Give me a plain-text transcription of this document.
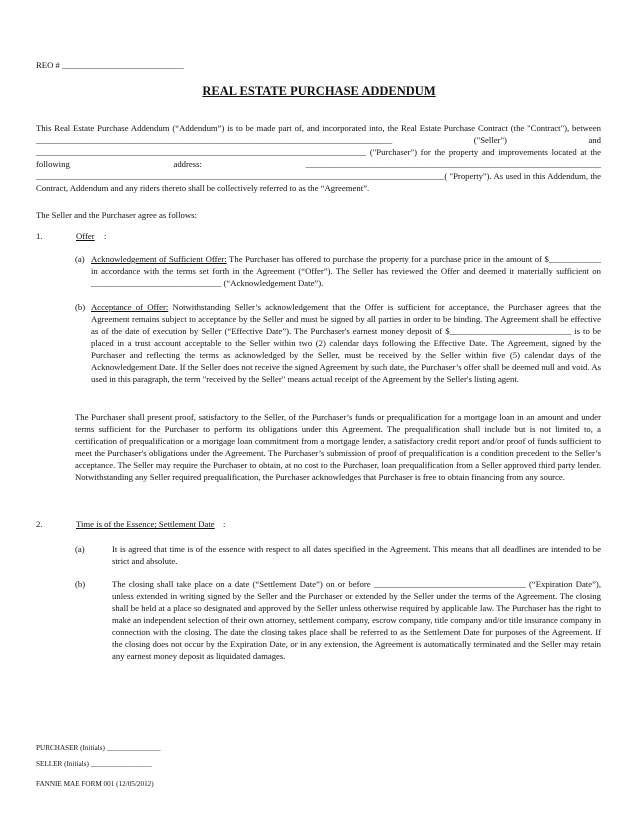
REO # ____________________________
REAL ESTATE PURCHASE ADDENDUM
This Real Estate Purchase Addendum (“Addendum”) is to be made part of, and incorporated into, the Real Estate Purchase Contract (the "Contract"), between __________________________________________________________________________________ ("Seller") and ____________________________________________________________________________ ("Purchaser") for the property and improvements located at the following address: ____________________________________________________________________ ______________________________________________________________________________________________( "Property"). As used in this Addendum, the Contract, Addendum and any riders thereto shall be collectively referred to as the “Agreement”.
The Seller and the Purchaser agree as follows:
1.	Offer :
(a) Acknowledgement of Sufficient Offer: The Purchaser has offered to purchase the property for a purchase price in the amount of $____________ in accordance with the terms set forth in the Agreement (“Offer”). The Seller has reviewed the Offer and deemed it materially sufficient on ______________________________ (“Acknowledgement Date”).
(b) Acceptance of Offer: Notwithstanding Seller’s acknowledgement that the Offer is sufficient for acceptance, the Purchaser agrees that the Agreement remains subject to acceptance by the Seller and must be signed by all parties in order to be binding. The Agreement shall be effective as of the date of execution by Seller (“Effective Date”). The Purchaser's earnest money deposit of $____________________________ is to be placed in a trust account acceptable to the Seller within two (2) calendar days following the Effective Date. The Agreement, signed by the Purchaser and reflecting the terms as acknowledged by the Seller, must be received by the Seller within five (5) calendar days of the Acknowledgement Date. If the Seller does not receive the signed Agreement by such date, the Purchaser’s offer shall be deemed null and void. As used in this paragraph, the term "received by the Seller" means actual receipt of the Agreement by the Seller's listing agent.
The Purchaser shall present proof, satisfactory to the Seller, of the Purchaser’s funds or prequalification for a mortgage loan in an amount and under terms sufficient for the Purchaser to perform its obligations under this Agreement. The prequalification shall include but is not limited to, a certification of prequalification or a mortgage loan commitment from a mortgage lender, a satisfactory credit report and/or proof of funds sufficient to meet the Purchaser's obligations under the Agreement. The Purchaser’s submission of proof of prequalification is a condition precedent to the Seller’s acceptance. The Seller may require the Purchaser to obtain, at no cost to the Purchaser, loan prequalification from a Seller approved third party lender. Notwithstanding any Seller required prequalification, the Purchaser acknowledges that Purchaser is free to obtain financing from any source.
2.	Time is of the Essence; Settlement Date :
(a)	It is agreed that time is of the essence with respect to all dates specified in the Agreement. This means that all deadlines are intended to be strict and absolute.
(b)	The closing shall take place on a date (“Settlement Date”) on or before ___________________________________ (“Expiration Date”), unless extended in writing signed by the Seller and the Purchaser or extended by the Seller under the terms of the Agreement. The closing shall be held at a place so designated and approved by the Seller unless otherwise required by applicable law. The Purchaser has the right to make an independent selection of their own attorney, settlement company, escrow company, title company and/or title insurance company in connection with the closing. The date the closing takes place shall be referred to as the Settlement Date for purposes of the Agreement. If the closing does not occur by the Expiration Date, or in any extension, the Agreement is automatically terminated and the Seller may retain any earnest money deposit as liquidated damages.
PURCHASER (Initials) _______________
SELLER (Initials) _________________
FANNIE MAE FORM 001 (12/05/2012)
= = = = =
Exercise directions —
Retype the whole listing exactly and leave the pictures out.

Worked answer —
Give me a plain-text transcription of this document.
REO # ____________________________
REAL ESTATE PURCHASE ADDENDUM
This Real Estate Purchase Addendum (“Addendum”) is to be made part of, and incorporated into, the Real Estate Purchase Contract (the "Contract"), between __________________________________________________________________________________ ("Seller") and ____________________________________________________________________________ ("Purchaser") for the property and improvements located at the following address: ____________________________________________________________________ ______________________________________________________________________________________________( "Property"). As used in this Addendum, the Contract, Addendum and any riders thereto shall be collectively referred to as the “Agreement”.
The Seller and the Purchaser agree as follows:
1.	Offer :
(a) Acknowledgement of Sufficient Offer: The Purchaser has offered to purchase the property for a purchase price in the amount of $____________ in accordance with the terms set forth in the Agreement (“Offer”). The Seller has reviewed the Offer and deemed it materially sufficient on ______________________________ (“Acknowledgement Date”).
(b) Acceptance of Offer: Notwithstanding Seller’s acknowledgement that the Offer is sufficient for acceptance, the Purchaser agrees that the Agreement remains subject to acceptance by the Seller and must be signed by all parties in order to be binding. The Agreement shall be effective as of the date of execution by Seller (“Effective Date”). The Purchaser's earnest money deposit of $____________________________ is to be placed in a trust account acceptable to the Seller within two (2) calendar days following the Effective Date. The Agreement, signed by the Purchaser and reflecting the terms as acknowledged by the Seller, must be received by the Seller within five (5) calendar days of the Acknowledgement Date. If the Seller does not receive the signed Agreement by such date, the Purchaser’s offer shall be deemed null and void. As used in this paragraph, the term "received by the Seller" means actual receipt of the Agreement by the Seller's listing agent.
The Purchaser shall present proof, satisfactory to the Seller, of the Purchaser’s funds or prequalification for a mortgage loan in an amount and under terms sufficient for the Purchaser to perform its obligations under this Agreement. The prequalification shall include but is not limited to, a certification of prequalification or a mortgage loan commitment from a mortgage lender, a satisfactory credit report and/or proof of funds sufficient to meet the Purchaser's obligations under the Agreement. The Purchaser’s submission of proof of prequalification is a condition precedent to the Seller’s acceptance. The Seller may require the Purchaser to obtain, at no cost to the Purchaser, loan prequalification from a Seller approved third party lender. Notwithstanding any Seller required prequalification, the Purchaser acknowledges that Purchaser is free to obtain financing from any source.
2.	Time is of the Essence; Settlement Date :
(a)	It is agreed that time is of the essence with respect to all dates specified in the Agreement. This means that all deadlines are intended to be strict and absolute.
(b)	The closing shall take place on a date (“Settlement Date”) on or before ___________________________________ (“Expiration Date”), unless extended in writing signed by the Seller and the Purchaser or extended by the Seller under the terms of the Agreement. The closing shall be held at a place so designated and approved by the Seller unless otherwise required by applicable law. The Purchaser has the right to make an independent selection of their own attorney, settlement company, escrow company, title company and/or title insurance company in connection with the closing. The date the closing takes place shall be referred to as the Settlement Date for purposes of the Agreement. If the closing does not occur by the Expiration Date, or in any extension, the Agreement is automatically terminated and the Seller may retain any earnest money deposit as liquidated damages.
PURCHASER (Initials) _______________
SELLER (Initials) _________________
FANNIE MAE FORM 001 (12/05/2012)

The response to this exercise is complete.